**Work to complete**
Below is a block of records; repeat each one exactly.

— Start Records for the task —

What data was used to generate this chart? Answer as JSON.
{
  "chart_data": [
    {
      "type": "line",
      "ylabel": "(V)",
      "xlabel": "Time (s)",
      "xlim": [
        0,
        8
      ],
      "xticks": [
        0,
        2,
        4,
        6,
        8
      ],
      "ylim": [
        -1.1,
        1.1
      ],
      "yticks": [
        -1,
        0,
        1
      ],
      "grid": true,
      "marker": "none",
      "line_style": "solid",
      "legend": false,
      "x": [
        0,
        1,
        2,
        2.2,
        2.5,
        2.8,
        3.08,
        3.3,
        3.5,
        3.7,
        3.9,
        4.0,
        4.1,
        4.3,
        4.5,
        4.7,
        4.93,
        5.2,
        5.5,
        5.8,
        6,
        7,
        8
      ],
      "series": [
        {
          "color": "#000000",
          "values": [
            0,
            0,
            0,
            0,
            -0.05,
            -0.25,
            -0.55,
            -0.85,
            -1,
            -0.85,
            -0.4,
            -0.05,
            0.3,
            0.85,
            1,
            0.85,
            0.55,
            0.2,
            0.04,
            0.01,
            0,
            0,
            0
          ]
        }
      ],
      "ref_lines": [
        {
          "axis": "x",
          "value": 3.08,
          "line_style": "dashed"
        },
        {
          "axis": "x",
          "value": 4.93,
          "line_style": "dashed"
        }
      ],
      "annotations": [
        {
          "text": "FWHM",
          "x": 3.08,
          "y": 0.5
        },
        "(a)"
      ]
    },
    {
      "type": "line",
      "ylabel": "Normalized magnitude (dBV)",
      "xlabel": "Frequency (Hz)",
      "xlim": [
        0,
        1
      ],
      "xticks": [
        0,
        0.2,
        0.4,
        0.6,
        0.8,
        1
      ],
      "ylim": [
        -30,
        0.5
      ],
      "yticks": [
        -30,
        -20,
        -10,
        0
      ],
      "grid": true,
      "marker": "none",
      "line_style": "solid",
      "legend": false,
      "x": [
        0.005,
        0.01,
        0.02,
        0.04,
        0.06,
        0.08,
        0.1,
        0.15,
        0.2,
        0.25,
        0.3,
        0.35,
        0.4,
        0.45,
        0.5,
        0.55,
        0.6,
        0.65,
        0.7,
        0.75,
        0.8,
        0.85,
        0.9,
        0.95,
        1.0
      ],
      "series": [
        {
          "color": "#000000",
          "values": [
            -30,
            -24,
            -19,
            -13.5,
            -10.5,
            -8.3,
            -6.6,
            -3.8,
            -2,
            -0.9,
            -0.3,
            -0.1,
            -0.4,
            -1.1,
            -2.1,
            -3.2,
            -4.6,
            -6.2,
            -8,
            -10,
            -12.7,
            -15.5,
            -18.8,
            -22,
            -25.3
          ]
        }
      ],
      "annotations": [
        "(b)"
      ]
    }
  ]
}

— End Records for the task —

**Solution for this task**
What data was used to generate this chart? Answer as JSON.
{
  "chart_data": [
    {
      "type": "line",
      "ylabel": "(V)",
      "xlabel": "Time (s)",
      "xlim": [
        0,
        8
      ],
      "xticks": [
        0,
        2,
        4,
        6,
        8
      ],
      "ylim": [
        -1.1,
        1.1
      ],
      "yticks": [
        -1,
        0,
        1
      ],
      "grid": true,
      "marker": "none",
      "line_style": "solid",
      "legend": false,
      "x": [
        0,
        1,
        2,
        2.2,
        2.5,
        2.8,
        3.08,
        3.3,
        3.5,
        3.7,
        3.9,
        4.0,
        4.1,
        4.3,
        4.5,
        4.7,
        4.93,
        5.2,
        5.5,
        5.8,
        6,
        7,
        8
      ],
      "series": [
        {
          "color": "#000000",
          "values": [
            0,
            0,
            0,
            0,
            -0.05,
            -0.25,
            -0.55,
            -0.85,
            -1,
            -0.85,
            -0.4,
            -0.05,
            0.3,
            0.85,
            1,
            0.85,
            0.55,
            0.2,
            0.04,
            0.01,
            0,
            0,
            0
          ]
        }
      ],
      "ref_lines": [
        {
          "axis": "x",
          "value": 3.08,
          "line_style": "dashed"
        },
        {
          "axis": "x",
          "value": 4.93,
          "line_style": "dashed"
        }
      ],
      "annotations": [
        {
          "text": "FWHM",
          "x": 3.08,
          "y": 0.5
        },
        "(a)"
      ]
    },
    {
      "type": "line",
      "ylabel": "Normalized magnitude (dBV)",
      "xlabel": "Frequency (Hz)",
      "xlim": [
        0,
        1
      ],
      "xticks": [
        0,
        0.2,
        0.4,
        0.6,
        0.8,
        1
      ],
      "ylim": [
        -30,
        0.5
      ],
      "yticks": [
        -30,
        -20,
        -10,
        0
      ],
      "grid": true,
      "marker": "none",
      "line_style": "solid",
      "legend": false,
      "x": [
        0.005,
        0.01,
        0.02,
        0.04,
        0.06,
        0.08,
        0.1,
        0.15,
        0.2,
        0.25,
        0.3,
        0.35,
        0.4,
        0.45,
        0.5,
        0.55,
        0.6,
        0.65,
        0.7,
        0.75,
        0.8,
        0.85,
        0.9,
        0.95,
        1.0
      ],
      "series": [
        {
          "color": "#000000",
          "values": [
            -30,
            -24,
            -19,
            -13.5,
            -10.5,
            -8.3,
            -6.6,
            -3.8,
            -2,
            -0.9,
            -0.3,
            -0.1,
            -0.4,
            -1.1,
            -2.1,
            -3.2,
            -4.6,
            -6.2,
            -8,
            -10,
            -12.7,
            -15.5,
            -18.8,
            -22,
            -25.3
          ]
        }
      ],
      "annotations": [
        "(b)"
      ]
    }
  ]
}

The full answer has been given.